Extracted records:
- - - - -

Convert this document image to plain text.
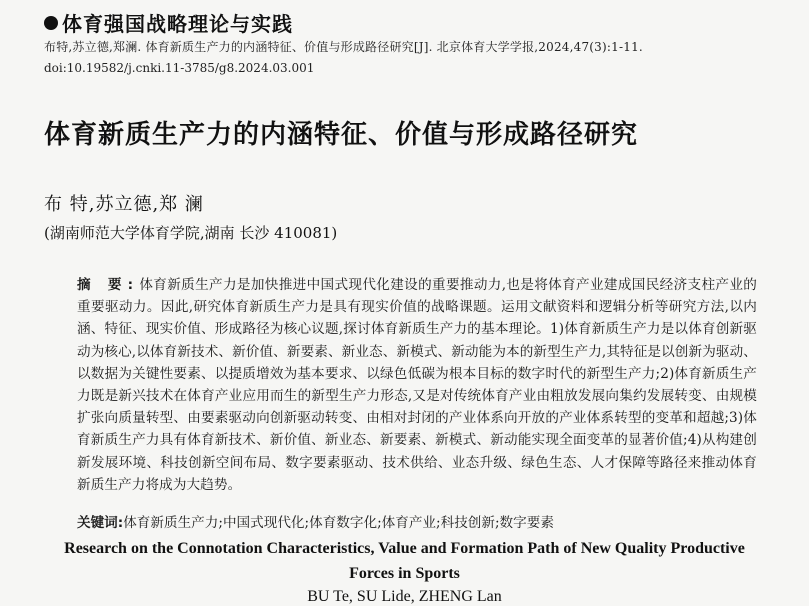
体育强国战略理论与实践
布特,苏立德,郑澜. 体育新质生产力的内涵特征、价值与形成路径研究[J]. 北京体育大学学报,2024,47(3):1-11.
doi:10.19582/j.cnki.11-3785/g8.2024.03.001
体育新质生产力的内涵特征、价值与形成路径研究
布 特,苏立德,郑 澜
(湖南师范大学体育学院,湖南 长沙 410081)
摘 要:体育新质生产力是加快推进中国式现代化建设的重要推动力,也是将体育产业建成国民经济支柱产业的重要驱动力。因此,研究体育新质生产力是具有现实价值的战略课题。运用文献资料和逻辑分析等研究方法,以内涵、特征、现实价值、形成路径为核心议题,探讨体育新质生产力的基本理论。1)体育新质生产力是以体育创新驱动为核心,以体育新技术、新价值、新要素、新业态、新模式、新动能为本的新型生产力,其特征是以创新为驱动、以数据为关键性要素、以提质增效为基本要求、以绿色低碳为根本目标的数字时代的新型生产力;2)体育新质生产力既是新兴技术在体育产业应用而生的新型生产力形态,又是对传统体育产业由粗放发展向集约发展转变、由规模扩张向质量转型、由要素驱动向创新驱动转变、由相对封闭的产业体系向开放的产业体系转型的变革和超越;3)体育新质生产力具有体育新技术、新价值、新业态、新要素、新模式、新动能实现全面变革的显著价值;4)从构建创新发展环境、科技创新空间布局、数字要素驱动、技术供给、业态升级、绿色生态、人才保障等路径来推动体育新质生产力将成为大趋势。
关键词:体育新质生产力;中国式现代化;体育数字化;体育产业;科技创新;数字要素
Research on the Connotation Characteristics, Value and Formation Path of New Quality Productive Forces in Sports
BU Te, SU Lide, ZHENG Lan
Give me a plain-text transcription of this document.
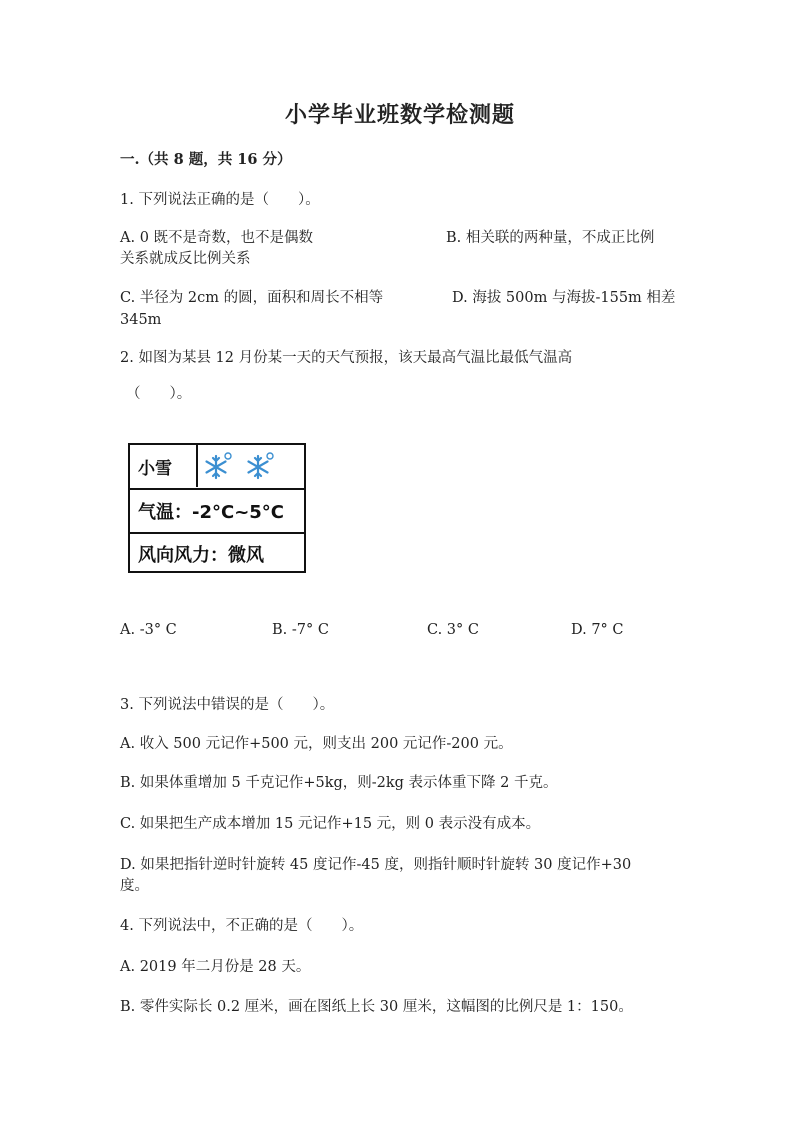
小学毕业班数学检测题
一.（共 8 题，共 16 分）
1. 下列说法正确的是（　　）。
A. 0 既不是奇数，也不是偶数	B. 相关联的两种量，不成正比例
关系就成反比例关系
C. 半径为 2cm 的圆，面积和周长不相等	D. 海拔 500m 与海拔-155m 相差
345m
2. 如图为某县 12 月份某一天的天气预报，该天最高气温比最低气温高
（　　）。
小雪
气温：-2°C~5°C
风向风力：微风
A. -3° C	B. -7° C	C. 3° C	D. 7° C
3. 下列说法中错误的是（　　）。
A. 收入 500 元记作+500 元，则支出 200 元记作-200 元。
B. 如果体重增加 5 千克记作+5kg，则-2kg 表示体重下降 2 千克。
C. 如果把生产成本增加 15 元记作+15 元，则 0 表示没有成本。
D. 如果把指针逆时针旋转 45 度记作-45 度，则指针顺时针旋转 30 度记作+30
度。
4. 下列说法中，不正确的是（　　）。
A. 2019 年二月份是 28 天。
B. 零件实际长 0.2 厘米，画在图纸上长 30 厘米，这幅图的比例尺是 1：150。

- - - - -

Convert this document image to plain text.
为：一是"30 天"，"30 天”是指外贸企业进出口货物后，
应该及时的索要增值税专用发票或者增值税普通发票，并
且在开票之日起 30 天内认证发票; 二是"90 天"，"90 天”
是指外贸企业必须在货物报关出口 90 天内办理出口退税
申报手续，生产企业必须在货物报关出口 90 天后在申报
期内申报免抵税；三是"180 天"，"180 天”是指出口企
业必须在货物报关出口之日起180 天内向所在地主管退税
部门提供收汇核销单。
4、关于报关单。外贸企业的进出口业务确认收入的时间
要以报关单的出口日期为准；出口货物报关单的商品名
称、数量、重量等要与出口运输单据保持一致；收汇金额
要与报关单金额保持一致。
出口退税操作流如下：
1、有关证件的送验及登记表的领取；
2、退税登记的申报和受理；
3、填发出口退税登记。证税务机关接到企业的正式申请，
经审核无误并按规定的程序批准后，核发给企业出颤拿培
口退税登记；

- - - - -

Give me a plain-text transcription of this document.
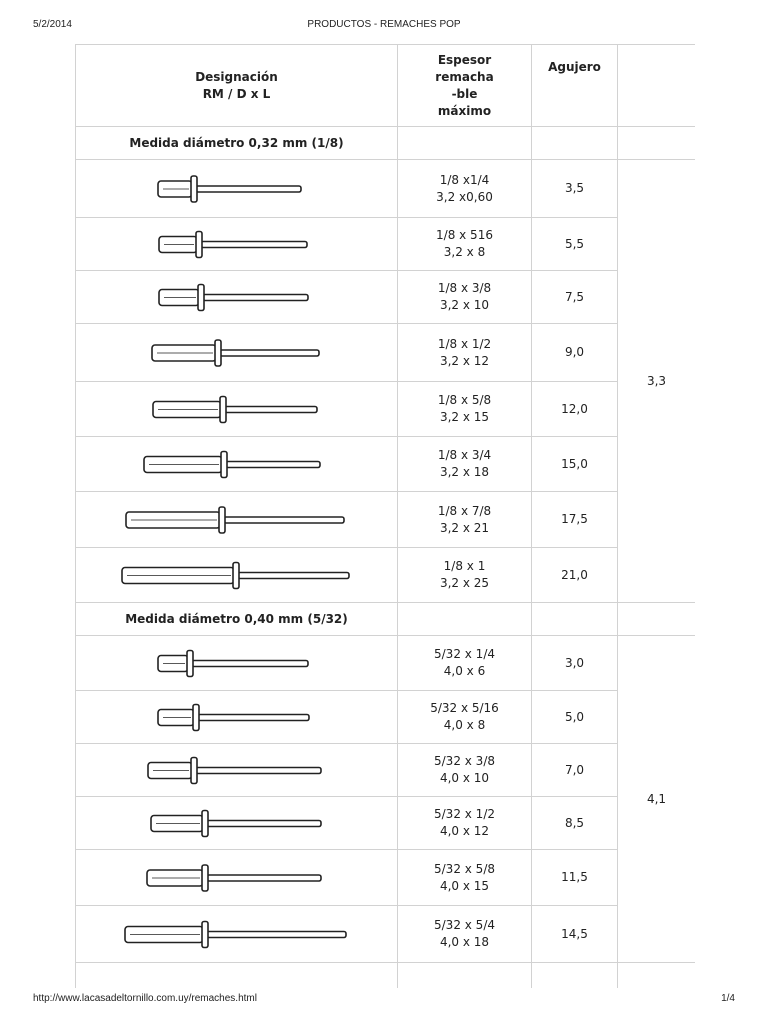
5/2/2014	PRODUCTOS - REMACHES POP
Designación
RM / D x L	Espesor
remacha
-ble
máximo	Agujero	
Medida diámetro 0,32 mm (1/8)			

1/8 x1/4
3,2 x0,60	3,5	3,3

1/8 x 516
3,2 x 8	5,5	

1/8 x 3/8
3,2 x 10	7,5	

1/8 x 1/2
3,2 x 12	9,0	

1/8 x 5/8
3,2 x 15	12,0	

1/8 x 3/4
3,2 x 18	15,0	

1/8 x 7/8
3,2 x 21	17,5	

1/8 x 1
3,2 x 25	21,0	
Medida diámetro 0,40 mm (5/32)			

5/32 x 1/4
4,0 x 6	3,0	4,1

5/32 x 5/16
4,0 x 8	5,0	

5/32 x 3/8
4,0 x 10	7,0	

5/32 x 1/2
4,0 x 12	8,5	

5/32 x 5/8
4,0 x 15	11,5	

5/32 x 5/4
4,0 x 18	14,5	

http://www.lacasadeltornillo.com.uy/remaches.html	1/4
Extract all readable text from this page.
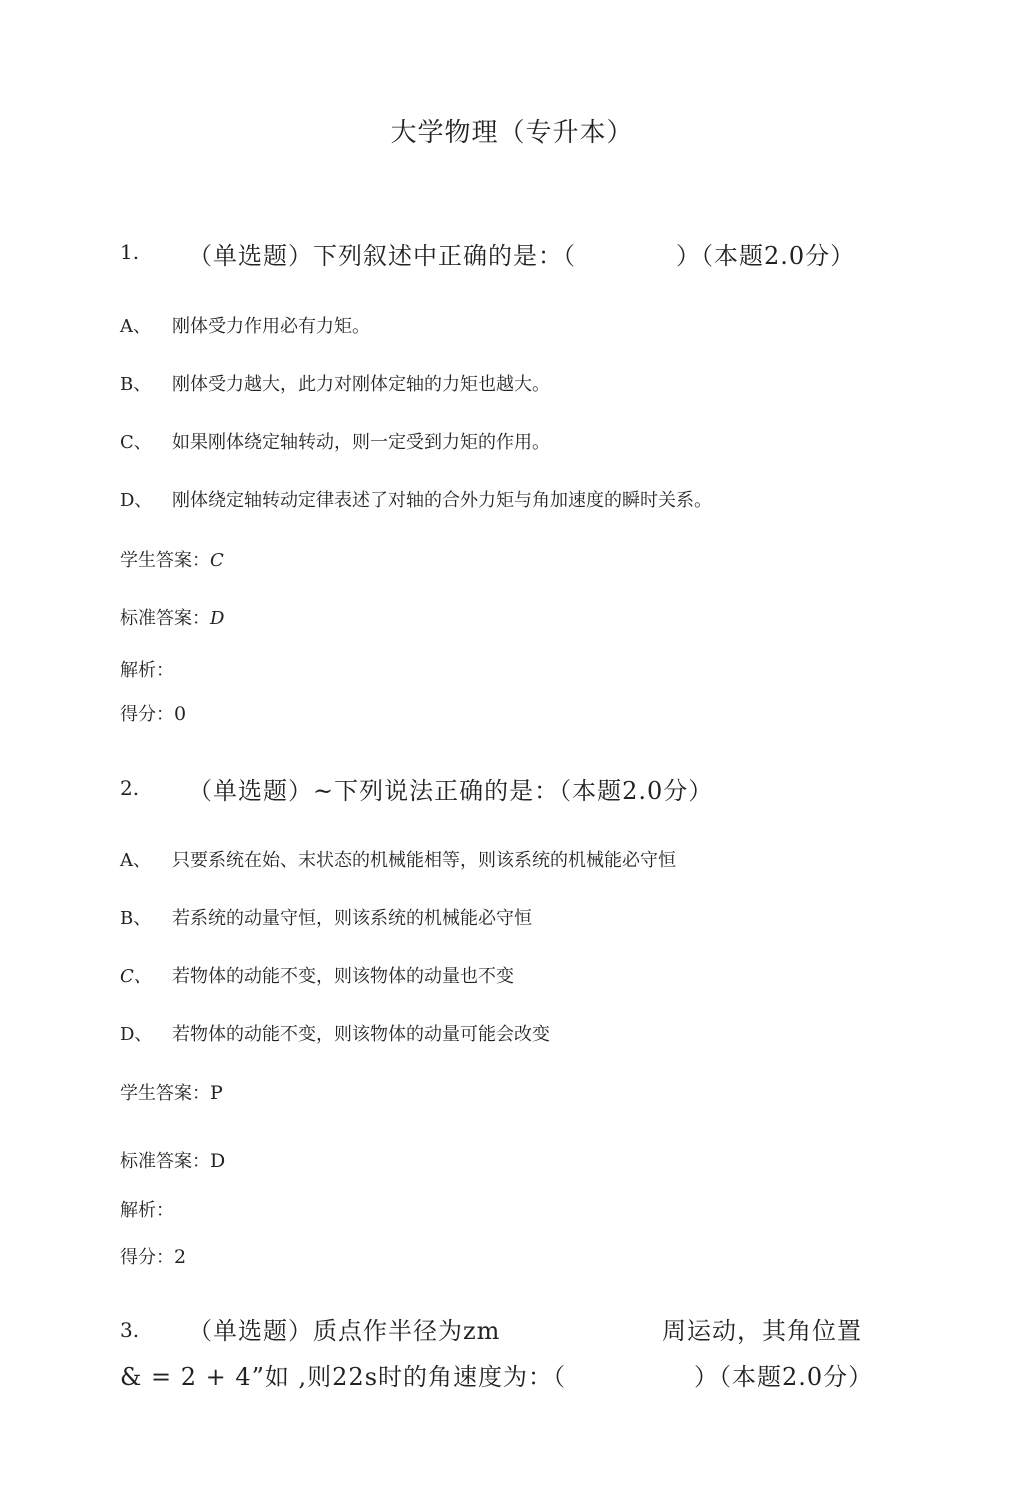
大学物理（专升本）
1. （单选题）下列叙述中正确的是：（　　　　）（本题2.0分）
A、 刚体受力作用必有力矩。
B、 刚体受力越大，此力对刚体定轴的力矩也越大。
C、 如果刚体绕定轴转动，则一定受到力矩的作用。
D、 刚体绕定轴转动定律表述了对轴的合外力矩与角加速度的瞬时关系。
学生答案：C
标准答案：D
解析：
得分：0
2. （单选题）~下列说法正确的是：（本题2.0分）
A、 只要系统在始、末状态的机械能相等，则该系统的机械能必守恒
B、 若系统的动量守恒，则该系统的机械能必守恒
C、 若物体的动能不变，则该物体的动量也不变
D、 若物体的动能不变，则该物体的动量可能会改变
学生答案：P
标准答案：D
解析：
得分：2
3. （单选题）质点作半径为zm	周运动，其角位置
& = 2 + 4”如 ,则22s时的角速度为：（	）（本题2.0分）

- - - - -

### Request
Return all lines containing the word "则该系统的机械能必守恒".

### The solution
A、 只要系统在始、末状态的机械能相等，则该系统的机械能必守恒
B、 若系统的动量守恒，则该系统的机械能必守恒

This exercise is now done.